→ WHAT NEEDS TO BE DONE
Reply with one number: the count of lines in the data that hold the string "Proprium".

→ MATERIAL PROVIDED
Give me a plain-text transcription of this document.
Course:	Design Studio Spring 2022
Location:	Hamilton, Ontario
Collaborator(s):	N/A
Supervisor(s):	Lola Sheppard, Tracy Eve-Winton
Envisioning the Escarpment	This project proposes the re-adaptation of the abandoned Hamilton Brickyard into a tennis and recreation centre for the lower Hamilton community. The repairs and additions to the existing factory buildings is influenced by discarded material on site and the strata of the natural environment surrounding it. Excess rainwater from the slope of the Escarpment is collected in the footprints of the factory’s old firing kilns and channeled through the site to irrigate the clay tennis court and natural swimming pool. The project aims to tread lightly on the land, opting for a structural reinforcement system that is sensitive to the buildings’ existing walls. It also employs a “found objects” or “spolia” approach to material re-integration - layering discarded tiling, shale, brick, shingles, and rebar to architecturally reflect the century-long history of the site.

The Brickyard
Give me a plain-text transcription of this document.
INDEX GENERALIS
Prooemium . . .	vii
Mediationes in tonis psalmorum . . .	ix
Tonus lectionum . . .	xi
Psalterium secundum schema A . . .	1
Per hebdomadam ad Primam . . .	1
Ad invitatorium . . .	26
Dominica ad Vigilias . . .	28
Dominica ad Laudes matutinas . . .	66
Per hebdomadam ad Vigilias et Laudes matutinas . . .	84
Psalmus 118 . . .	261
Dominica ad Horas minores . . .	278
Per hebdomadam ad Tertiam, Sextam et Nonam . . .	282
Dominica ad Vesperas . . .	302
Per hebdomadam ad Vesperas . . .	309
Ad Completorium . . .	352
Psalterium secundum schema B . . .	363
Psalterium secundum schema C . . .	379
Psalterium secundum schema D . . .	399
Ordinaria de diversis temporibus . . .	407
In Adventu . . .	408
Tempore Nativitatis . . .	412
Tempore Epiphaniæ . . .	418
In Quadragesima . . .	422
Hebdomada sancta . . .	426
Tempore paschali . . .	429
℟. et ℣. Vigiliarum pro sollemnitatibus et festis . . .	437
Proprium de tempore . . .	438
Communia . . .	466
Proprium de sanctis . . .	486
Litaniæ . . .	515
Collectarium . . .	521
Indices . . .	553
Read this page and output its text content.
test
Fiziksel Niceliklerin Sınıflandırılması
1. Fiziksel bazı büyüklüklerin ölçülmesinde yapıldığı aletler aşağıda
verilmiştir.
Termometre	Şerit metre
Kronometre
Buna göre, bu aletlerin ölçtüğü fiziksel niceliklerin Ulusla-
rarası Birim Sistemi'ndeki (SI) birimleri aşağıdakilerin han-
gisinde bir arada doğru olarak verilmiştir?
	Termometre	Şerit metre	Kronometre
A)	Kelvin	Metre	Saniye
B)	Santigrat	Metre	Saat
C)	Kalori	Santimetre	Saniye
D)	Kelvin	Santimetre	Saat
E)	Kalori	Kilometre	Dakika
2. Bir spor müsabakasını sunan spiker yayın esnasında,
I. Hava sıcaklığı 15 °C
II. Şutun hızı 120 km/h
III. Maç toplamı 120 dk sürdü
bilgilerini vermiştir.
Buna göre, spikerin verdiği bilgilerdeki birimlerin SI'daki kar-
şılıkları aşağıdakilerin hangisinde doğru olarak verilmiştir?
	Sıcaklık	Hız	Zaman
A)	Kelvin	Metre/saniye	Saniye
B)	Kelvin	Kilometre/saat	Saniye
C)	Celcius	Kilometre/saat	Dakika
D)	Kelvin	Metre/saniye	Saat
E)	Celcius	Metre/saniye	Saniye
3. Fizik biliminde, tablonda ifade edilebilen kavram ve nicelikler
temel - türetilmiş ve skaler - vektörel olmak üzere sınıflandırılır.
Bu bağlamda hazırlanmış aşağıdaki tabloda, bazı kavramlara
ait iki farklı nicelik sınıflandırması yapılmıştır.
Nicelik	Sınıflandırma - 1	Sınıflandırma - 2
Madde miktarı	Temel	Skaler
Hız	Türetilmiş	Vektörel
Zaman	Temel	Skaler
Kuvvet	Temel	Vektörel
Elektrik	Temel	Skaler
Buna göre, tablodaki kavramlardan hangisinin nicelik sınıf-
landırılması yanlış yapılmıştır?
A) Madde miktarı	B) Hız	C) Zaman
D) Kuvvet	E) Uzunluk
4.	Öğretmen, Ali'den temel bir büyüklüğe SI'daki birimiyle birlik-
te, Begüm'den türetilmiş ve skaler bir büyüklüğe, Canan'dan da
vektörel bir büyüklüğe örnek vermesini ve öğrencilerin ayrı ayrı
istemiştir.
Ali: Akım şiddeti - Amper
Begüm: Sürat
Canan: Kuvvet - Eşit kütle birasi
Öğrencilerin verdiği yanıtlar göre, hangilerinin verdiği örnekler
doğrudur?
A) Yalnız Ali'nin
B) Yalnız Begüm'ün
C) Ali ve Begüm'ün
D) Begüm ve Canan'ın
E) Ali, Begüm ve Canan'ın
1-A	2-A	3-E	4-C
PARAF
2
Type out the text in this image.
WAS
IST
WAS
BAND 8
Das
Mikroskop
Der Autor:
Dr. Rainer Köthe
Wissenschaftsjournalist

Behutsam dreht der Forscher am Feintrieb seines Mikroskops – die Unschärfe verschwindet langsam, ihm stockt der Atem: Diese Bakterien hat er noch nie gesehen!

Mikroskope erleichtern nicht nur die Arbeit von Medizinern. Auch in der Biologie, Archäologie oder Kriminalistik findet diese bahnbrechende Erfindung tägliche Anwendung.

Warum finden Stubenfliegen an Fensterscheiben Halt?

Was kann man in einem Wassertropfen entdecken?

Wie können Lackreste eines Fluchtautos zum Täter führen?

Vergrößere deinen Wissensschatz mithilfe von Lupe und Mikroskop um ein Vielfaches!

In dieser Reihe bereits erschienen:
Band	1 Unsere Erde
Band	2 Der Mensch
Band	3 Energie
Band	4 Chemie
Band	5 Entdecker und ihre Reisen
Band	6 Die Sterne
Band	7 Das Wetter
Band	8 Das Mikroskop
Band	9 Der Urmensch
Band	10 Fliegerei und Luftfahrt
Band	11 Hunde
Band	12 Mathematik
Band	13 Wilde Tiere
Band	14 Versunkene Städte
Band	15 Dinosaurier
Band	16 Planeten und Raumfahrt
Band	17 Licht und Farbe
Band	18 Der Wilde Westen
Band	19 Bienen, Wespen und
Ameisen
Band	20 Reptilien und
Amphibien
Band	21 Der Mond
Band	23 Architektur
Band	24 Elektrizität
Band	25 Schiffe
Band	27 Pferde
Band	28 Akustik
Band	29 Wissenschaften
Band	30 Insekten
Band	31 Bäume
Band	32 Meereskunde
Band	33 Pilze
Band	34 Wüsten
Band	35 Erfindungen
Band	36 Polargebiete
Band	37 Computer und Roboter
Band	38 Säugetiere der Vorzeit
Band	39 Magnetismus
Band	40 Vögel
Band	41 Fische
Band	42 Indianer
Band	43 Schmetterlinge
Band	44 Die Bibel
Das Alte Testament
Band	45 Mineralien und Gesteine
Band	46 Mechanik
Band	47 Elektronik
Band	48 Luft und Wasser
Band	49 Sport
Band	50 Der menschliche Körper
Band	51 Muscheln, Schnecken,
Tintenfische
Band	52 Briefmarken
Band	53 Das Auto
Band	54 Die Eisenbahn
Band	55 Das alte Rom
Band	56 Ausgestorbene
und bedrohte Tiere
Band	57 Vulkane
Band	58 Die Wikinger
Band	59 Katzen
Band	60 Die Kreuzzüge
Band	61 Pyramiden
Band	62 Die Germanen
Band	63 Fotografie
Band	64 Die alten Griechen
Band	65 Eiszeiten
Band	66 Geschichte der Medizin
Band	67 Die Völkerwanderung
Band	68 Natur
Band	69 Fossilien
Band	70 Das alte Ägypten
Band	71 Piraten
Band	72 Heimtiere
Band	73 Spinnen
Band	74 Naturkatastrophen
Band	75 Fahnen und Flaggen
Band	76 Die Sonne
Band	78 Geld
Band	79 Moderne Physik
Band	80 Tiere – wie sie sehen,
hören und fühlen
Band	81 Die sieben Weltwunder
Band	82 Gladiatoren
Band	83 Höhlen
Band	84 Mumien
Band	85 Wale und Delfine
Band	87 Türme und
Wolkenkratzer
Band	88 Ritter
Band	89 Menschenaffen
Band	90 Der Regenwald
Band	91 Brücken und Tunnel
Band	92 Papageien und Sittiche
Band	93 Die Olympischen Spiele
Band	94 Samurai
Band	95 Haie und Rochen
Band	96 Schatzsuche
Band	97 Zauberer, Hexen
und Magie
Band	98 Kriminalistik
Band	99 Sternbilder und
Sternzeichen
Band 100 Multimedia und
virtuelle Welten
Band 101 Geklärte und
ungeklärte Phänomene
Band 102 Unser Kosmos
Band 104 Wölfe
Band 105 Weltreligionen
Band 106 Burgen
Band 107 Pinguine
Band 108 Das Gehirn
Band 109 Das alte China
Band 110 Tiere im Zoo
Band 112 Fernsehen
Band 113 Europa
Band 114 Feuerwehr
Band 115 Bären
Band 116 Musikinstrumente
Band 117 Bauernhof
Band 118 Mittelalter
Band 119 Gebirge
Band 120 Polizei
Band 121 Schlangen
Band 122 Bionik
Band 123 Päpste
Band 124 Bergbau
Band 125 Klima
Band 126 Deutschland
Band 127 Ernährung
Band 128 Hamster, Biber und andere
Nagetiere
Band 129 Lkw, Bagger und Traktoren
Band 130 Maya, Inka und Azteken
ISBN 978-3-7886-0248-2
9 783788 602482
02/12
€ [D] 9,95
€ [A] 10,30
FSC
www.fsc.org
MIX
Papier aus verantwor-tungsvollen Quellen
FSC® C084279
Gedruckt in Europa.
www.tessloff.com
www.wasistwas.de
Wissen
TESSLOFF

→ WRITTEN RESPONSE
2